▶ [Task goal]:
Write out the data again exactly, skipping every picture.

▶ [Exercise materials]:
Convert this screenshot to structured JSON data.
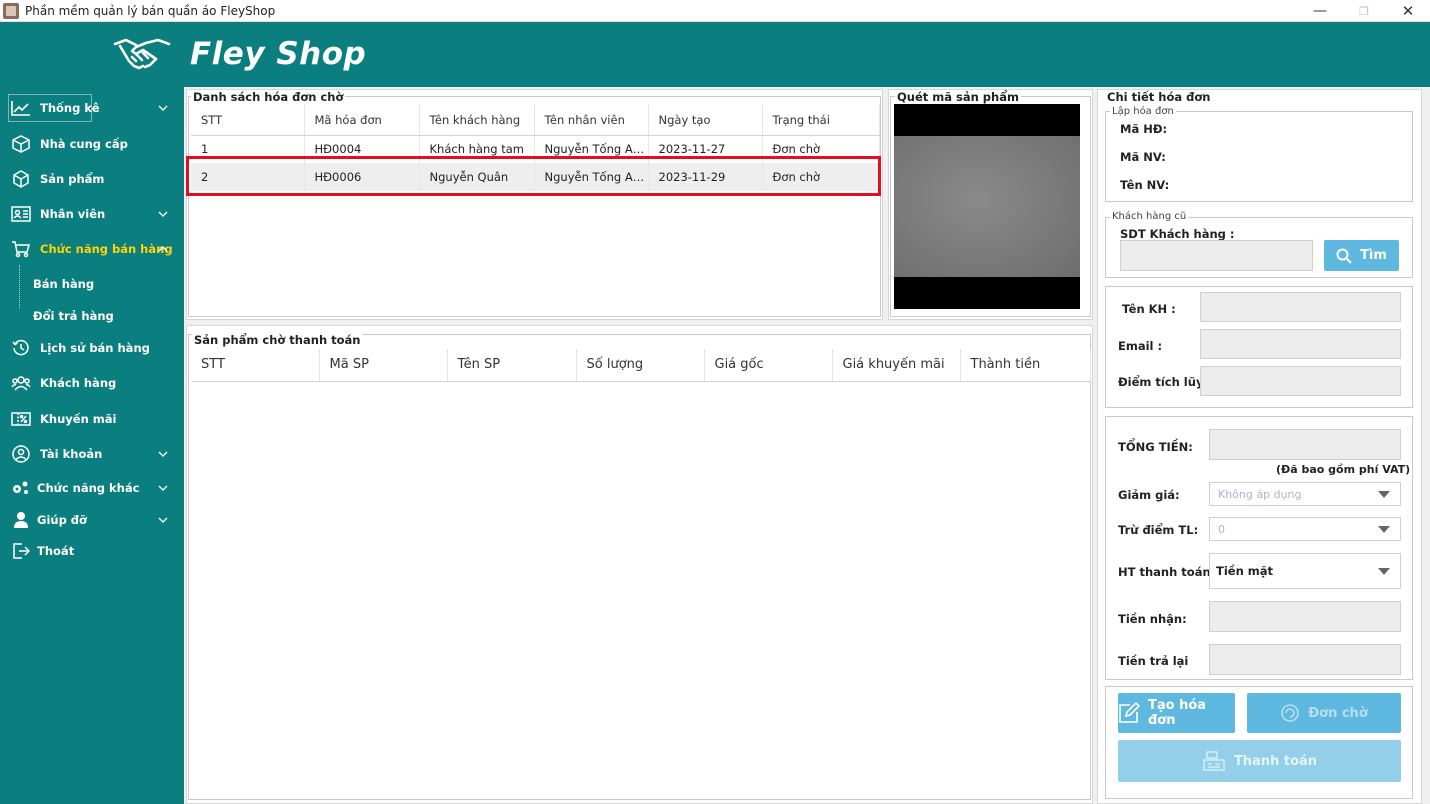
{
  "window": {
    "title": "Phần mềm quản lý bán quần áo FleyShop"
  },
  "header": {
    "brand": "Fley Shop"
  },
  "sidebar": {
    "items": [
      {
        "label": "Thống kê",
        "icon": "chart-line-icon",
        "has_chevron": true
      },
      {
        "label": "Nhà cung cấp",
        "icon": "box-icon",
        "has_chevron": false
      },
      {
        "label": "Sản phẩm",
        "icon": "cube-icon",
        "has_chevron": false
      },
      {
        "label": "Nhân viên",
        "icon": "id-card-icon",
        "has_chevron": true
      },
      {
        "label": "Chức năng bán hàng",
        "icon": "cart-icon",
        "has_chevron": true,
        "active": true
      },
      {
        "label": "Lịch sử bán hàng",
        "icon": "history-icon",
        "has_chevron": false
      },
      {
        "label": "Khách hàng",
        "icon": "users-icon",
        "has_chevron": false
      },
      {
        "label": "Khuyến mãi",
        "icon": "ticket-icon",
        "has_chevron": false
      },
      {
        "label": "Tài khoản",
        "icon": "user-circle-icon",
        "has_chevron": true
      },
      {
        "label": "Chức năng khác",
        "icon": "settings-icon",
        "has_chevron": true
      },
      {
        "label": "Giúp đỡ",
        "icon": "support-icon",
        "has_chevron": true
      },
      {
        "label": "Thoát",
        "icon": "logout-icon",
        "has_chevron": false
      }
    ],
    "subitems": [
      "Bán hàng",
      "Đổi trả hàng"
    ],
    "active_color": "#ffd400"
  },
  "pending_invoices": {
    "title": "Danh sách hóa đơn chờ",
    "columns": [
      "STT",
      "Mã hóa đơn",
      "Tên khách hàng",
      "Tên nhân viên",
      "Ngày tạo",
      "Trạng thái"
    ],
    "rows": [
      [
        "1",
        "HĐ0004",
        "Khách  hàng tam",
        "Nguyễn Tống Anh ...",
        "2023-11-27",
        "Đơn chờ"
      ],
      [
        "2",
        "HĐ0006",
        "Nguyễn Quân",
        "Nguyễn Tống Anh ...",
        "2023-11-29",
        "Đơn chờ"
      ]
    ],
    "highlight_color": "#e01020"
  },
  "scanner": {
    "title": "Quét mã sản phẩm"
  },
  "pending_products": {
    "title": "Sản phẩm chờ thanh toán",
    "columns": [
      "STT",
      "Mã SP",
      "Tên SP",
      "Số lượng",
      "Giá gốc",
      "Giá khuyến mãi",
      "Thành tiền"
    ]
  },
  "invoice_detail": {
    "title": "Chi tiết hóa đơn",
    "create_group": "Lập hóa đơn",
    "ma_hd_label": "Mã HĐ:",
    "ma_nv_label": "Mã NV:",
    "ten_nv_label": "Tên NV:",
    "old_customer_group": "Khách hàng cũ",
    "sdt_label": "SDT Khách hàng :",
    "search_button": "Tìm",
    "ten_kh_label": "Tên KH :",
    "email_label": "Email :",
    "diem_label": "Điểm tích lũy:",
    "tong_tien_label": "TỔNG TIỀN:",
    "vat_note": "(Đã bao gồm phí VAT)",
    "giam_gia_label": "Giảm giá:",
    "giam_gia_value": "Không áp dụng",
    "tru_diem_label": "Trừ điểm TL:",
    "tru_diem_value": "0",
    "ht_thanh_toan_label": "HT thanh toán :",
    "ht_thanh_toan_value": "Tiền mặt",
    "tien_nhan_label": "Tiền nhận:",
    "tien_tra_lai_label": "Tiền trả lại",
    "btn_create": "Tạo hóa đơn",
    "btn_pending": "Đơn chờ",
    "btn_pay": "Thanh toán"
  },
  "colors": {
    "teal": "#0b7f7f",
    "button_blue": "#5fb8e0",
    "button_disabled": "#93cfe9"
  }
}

▶ [Answer]:
Convert this screenshot to structured JSON data.
{
  "window": {
    "title": "Phần mềm quản lý bán quần áo FleyShop"
  },
  "header": {
    "brand": "Fley Shop"
  },
  "sidebar": {
    "items": [
      {
        "label": "Thống kê",
        "icon": "chart-line-icon",
        "has_chevron": true
      },
      {
        "label": "Nhà cung cấp",
        "icon": "box-icon",
        "has_chevron": false
      },
      {
        "label": "Sản phẩm",
        "icon": "cube-icon",
        "has_chevron": false
      },
      {
        "label": "Nhân viên",
        "icon": "id-card-icon",
        "has_chevron": true
      },
      {
        "label": "Chức năng bán hàng",
        "icon": "cart-icon",
        "has_chevron": true,
        "active": true
      },
      {
        "label": "Lịch sử bán hàng",
        "icon": "history-icon",
        "has_chevron": false
      },
      {
        "label": "Khách hàng",
        "icon": "users-icon",
        "has_chevron": false
      },
      {
        "label": "Khuyến mãi",
        "icon": "ticket-icon",
        "has_chevron": false
      },
      {
        "label": "Tài khoản",
        "icon": "user-circle-icon",
        "has_chevron": true
      },
      {
        "label": "Chức năng khác",
        "icon": "settings-icon",
        "has_chevron": true
      },
      {
        "label": "Giúp đỡ",
        "icon": "support-icon",
        "has_chevron": true
      },
      {
        "label": "Thoát",
        "icon": "logout-icon",
        "has_chevron": false
      }
    ],
    "subitems": [
      "Bán hàng",
      "Đổi trả hàng"
    ],
    "active_color": "#ffd400"
  },
  "pending_invoices": {
    "title": "Danh sách hóa đơn chờ",
    "columns": [
      "STT",
      "Mã hóa đơn",
      "Tên khách hàng",
      "Tên nhân viên",
      "Ngày tạo",
      "Trạng thái"
    ],
    "rows": [
      [
        "1",
        "HĐ0004",
        "Khách  hàng tam",
        "Nguyễn Tống Anh ...",
        "2023-11-27",
        "Đơn chờ"
      ],
      [
        "2",
        "HĐ0006",
        "Nguyễn Quân",
        "Nguyễn Tống Anh ...",
        "2023-11-29",
        "Đơn chờ"
      ]
    ],
    "highlight_color": "#e01020"
  },
  "scanner": {
    "title": "Quét mã sản phẩm"
  },
  "pending_products": {
    "title": "Sản phẩm chờ thanh toán",
    "columns": [
      "STT",
      "Mã SP",
      "Tên SP",
      "Số lượng",
      "Giá gốc",
      "Giá khuyến mãi",
      "Thành tiền"
    ]
  },
  "invoice_detail": {
    "title": "Chi tiết hóa đơn",
    "create_group": "Lập hóa đơn",
    "ma_hd_label": "Mã HĐ:",
    "ma_nv_label": "Mã NV:",
    "ten_nv_label": "Tên NV:",
    "old_customer_group": "Khách hàng cũ",
    "sdt_label": "SDT Khách hàng :",
    "search_button": "Tìm",
    "ten_kh_label": "Tên KH :",
    "email_label": "Email :",
    "diem_label": "Điểm tích lũy:",
    "tong_tien_label": "TỔNG TIỀN:",
    "vat_note": "(Đã bao gồm phí VAT)",
    "giam_gia_label": "Giảm giá:",
    "giam_gia_value": "Không áp dụng",
    "tru_diem_label": "Trừ điểm TL:",
    "tru_diem_value": "0",
    "ht_thanh_toan_label": "HT thanh toán :",
    "ht_thanh_toan_value": "Tiền mặt",
    "tien_nhan_label": "Tiền nhận:",
    "tien_tra_lai_label": "Tiền trả lại",
    "btn_create": "Tạo hóa đơn",
    "btn_pending": "Đơn chờ",
    "btn_pay": "Thanh toán"
  },
  "colors": {
    "teal": "#0b7f7f",
    "button_blue": "#5fb8e0",
    "button_disabled": "#93cfe9"
  }
}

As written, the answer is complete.